• [Source data]
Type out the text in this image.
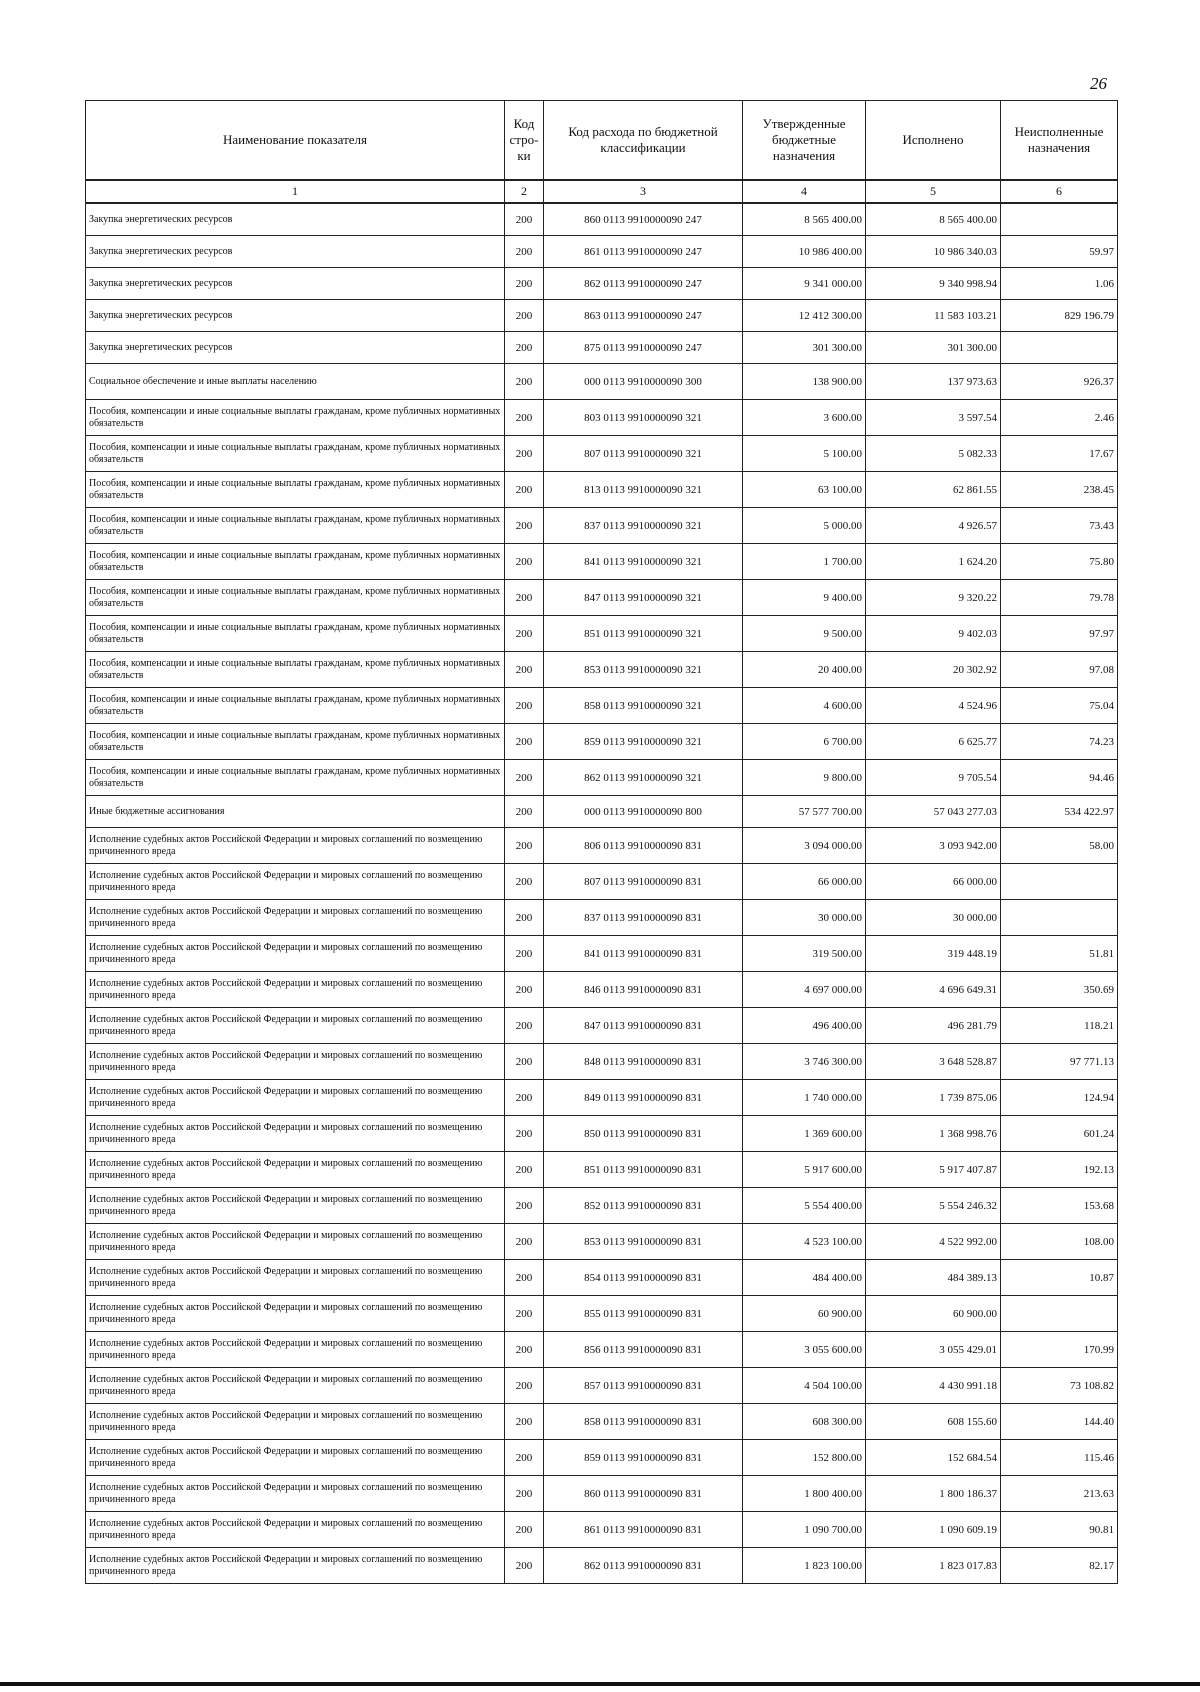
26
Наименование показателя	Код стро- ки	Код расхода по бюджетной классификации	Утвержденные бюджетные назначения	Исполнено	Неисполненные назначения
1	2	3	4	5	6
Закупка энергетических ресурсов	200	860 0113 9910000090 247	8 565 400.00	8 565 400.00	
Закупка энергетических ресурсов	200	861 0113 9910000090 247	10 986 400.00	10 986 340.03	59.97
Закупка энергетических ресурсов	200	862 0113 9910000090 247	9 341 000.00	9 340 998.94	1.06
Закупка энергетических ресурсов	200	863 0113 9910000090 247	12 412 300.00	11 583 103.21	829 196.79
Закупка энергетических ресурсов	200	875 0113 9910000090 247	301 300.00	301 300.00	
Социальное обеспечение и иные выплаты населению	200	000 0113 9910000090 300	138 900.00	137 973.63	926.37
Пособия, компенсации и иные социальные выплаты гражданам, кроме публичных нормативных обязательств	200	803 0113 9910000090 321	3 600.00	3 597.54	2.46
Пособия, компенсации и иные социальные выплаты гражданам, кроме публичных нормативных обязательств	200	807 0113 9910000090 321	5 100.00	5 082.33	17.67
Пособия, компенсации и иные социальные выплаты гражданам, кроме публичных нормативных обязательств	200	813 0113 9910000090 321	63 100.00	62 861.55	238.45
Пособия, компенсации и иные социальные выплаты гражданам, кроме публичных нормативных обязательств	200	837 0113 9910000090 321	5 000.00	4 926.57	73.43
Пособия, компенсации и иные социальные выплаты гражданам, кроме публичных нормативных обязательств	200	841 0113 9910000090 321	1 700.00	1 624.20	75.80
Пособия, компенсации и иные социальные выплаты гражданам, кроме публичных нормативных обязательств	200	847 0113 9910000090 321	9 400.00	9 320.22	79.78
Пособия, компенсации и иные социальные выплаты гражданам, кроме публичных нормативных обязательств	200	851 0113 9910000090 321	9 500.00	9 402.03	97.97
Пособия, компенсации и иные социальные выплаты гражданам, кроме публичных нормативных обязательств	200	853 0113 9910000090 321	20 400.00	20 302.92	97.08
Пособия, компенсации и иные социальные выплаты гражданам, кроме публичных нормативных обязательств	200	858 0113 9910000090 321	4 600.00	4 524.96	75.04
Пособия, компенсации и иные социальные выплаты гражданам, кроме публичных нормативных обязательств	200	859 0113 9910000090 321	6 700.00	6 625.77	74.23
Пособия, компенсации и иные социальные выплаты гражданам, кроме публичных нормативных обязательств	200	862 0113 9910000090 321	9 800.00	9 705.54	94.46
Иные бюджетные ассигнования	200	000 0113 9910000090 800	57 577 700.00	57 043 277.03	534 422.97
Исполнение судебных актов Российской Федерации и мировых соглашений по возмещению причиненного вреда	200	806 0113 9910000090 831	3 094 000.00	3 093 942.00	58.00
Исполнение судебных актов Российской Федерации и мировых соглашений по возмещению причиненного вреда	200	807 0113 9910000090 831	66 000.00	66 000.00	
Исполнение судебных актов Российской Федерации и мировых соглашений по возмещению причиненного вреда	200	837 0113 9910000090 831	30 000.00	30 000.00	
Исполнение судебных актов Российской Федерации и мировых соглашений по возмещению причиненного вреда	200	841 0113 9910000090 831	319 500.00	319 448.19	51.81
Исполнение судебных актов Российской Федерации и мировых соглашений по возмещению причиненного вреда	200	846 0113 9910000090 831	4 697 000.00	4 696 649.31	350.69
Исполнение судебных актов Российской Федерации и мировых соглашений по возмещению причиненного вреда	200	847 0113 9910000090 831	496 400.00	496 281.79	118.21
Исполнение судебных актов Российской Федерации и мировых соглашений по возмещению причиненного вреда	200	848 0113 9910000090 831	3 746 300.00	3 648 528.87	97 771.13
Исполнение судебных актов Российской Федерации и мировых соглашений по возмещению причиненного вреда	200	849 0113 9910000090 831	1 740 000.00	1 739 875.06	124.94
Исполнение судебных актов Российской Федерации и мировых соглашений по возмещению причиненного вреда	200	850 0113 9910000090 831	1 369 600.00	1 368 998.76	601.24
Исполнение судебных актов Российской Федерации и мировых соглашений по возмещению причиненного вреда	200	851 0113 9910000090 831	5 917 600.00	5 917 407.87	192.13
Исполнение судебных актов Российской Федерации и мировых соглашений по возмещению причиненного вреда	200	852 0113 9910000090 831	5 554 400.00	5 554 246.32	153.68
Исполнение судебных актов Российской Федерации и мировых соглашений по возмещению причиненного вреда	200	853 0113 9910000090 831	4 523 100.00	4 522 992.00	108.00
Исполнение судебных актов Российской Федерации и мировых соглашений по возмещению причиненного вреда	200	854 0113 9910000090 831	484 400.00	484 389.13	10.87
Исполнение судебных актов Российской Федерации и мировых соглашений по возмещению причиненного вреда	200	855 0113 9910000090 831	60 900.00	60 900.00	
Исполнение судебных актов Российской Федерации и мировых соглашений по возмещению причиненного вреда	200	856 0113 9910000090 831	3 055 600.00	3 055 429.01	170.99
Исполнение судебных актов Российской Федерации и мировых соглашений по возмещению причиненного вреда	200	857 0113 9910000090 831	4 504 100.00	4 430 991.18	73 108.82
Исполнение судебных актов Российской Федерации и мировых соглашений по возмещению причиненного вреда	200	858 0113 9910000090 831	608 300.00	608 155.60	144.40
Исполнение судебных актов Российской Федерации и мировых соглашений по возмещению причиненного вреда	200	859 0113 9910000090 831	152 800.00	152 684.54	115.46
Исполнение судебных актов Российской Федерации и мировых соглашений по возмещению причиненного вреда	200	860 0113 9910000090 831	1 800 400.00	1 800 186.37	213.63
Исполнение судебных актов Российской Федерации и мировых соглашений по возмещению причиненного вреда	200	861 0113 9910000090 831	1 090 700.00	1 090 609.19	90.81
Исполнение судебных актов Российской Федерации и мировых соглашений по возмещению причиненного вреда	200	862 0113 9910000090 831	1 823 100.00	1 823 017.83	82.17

* * *

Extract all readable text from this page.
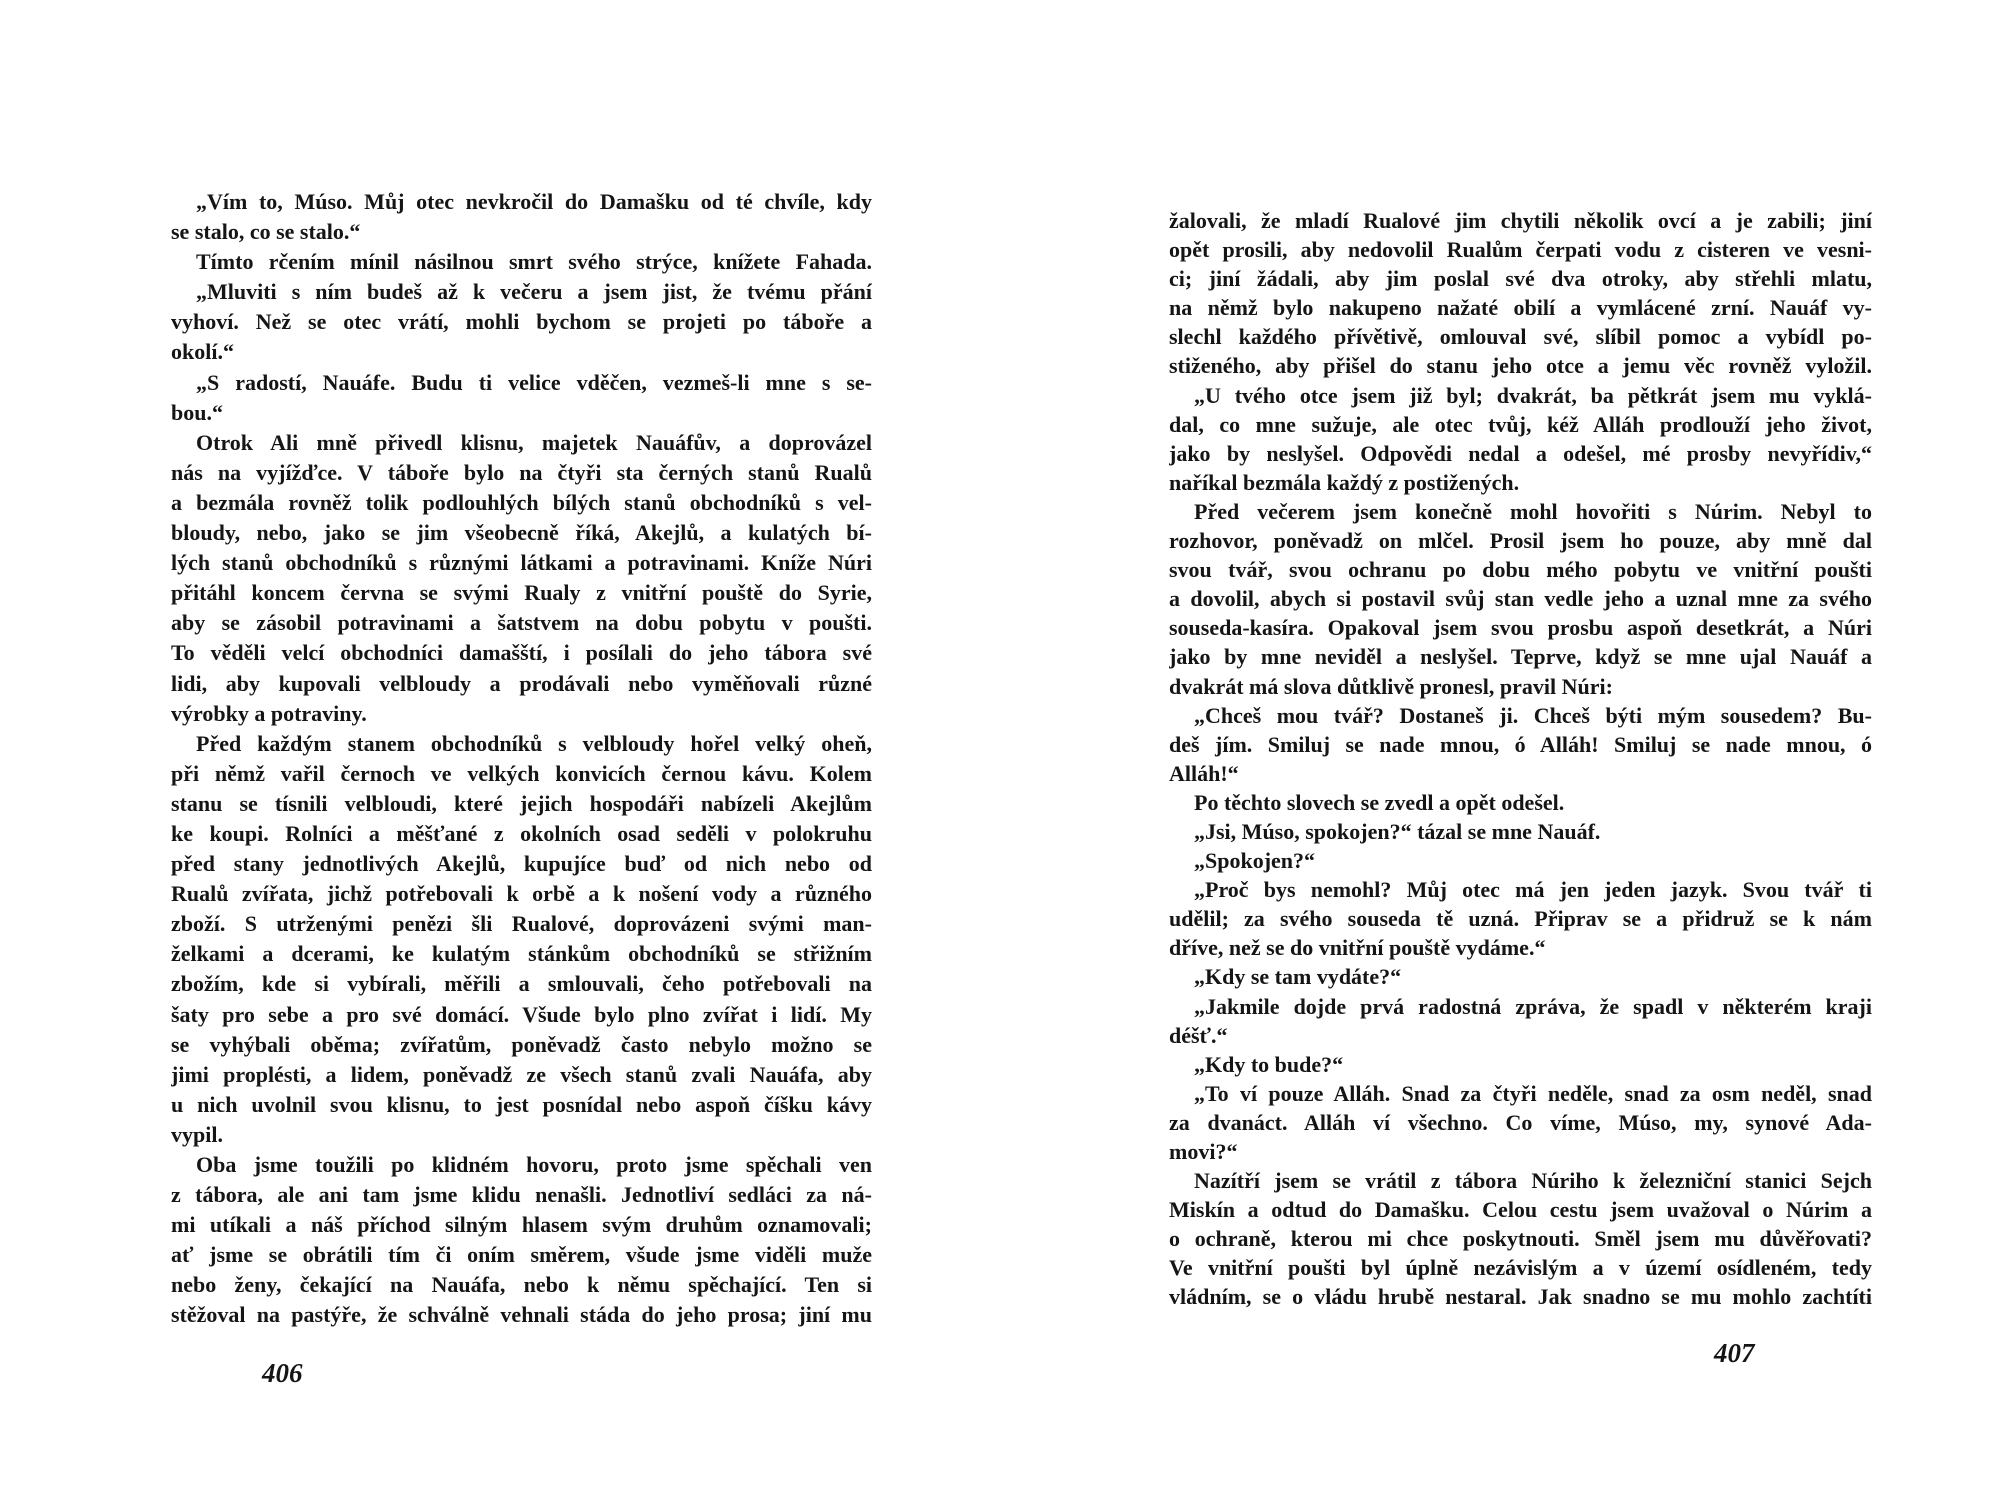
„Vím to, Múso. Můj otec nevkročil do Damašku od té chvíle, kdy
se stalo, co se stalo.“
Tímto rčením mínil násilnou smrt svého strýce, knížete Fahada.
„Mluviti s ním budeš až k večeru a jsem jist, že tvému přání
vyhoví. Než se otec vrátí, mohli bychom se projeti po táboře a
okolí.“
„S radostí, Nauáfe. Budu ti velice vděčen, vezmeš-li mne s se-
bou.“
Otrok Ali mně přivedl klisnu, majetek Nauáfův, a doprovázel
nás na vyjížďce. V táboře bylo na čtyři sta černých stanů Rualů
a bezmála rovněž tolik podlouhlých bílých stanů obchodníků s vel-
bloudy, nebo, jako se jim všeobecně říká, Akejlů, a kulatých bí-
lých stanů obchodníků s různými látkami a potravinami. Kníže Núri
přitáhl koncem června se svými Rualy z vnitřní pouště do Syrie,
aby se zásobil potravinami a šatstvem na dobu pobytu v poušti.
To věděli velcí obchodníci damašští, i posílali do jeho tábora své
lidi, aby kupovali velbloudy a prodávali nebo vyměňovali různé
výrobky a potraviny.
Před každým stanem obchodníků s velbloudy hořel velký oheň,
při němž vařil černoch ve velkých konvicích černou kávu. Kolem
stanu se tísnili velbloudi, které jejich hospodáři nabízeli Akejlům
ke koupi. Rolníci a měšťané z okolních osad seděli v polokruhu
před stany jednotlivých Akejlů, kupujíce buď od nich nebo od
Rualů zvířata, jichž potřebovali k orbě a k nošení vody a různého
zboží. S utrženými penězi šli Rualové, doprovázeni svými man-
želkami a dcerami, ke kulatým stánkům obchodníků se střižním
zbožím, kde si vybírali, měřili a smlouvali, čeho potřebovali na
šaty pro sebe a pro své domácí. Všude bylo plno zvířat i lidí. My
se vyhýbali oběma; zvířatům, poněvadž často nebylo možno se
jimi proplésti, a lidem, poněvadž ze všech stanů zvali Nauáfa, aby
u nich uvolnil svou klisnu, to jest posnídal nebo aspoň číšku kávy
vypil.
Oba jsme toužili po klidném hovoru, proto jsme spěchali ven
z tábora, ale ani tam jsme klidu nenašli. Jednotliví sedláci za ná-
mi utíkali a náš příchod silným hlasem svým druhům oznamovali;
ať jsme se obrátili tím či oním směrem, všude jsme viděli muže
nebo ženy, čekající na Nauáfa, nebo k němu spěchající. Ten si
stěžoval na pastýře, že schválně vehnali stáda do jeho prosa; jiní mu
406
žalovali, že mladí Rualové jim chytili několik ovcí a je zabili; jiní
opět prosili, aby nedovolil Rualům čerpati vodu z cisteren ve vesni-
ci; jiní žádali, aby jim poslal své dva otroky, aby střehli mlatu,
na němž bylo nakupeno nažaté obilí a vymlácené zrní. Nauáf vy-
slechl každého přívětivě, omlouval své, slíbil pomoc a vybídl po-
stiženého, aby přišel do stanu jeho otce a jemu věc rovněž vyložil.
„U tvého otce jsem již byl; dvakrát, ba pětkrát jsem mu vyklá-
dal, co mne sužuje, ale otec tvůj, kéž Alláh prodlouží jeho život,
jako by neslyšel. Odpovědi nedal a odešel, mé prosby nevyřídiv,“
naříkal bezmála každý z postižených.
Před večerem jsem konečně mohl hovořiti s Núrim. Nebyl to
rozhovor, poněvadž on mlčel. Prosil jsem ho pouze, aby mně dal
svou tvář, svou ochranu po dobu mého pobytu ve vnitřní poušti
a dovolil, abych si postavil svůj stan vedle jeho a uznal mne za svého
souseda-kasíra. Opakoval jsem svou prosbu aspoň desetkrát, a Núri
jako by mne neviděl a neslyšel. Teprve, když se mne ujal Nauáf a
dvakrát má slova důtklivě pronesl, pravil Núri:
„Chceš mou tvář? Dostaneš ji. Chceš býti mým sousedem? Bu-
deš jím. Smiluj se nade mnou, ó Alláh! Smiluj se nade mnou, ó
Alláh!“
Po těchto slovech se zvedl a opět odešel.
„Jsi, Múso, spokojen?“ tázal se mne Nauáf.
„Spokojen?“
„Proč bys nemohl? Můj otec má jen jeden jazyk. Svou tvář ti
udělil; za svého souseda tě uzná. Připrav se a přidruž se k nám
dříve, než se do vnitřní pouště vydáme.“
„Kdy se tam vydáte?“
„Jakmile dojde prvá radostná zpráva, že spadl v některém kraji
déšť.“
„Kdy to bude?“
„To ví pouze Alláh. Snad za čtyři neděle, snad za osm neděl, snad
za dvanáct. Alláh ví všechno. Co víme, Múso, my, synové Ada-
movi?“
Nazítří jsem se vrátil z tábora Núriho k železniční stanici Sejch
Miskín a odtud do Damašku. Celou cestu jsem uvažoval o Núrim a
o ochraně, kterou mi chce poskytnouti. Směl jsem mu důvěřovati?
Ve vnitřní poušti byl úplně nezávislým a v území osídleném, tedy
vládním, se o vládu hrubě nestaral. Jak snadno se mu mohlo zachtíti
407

• [Description of the task] Find each line with the string "энергетических" and copy it out.

• [Written response]
Закупка энергетических ресурсов	200	860 0113 9910000090 247	8 565 400.00	8 565 400.00	
Закупка энергетических ресурсов	200	861 0113 9910000090 247	10 986 400.00	10 986 340.03	59.97
Закупка энергетических ресурсов	200	862 0113 9910000090 247	9 341 000.00	9 340 998.94	1.06
Закупка энергетических ресурсов	200	863 0113 9910000090 247	12 412 300.00	11 583 103.21	829 196.79
Закупка энергетических ресурсов	200	875 0113 9910000090 247	301 300.00	301 300.00	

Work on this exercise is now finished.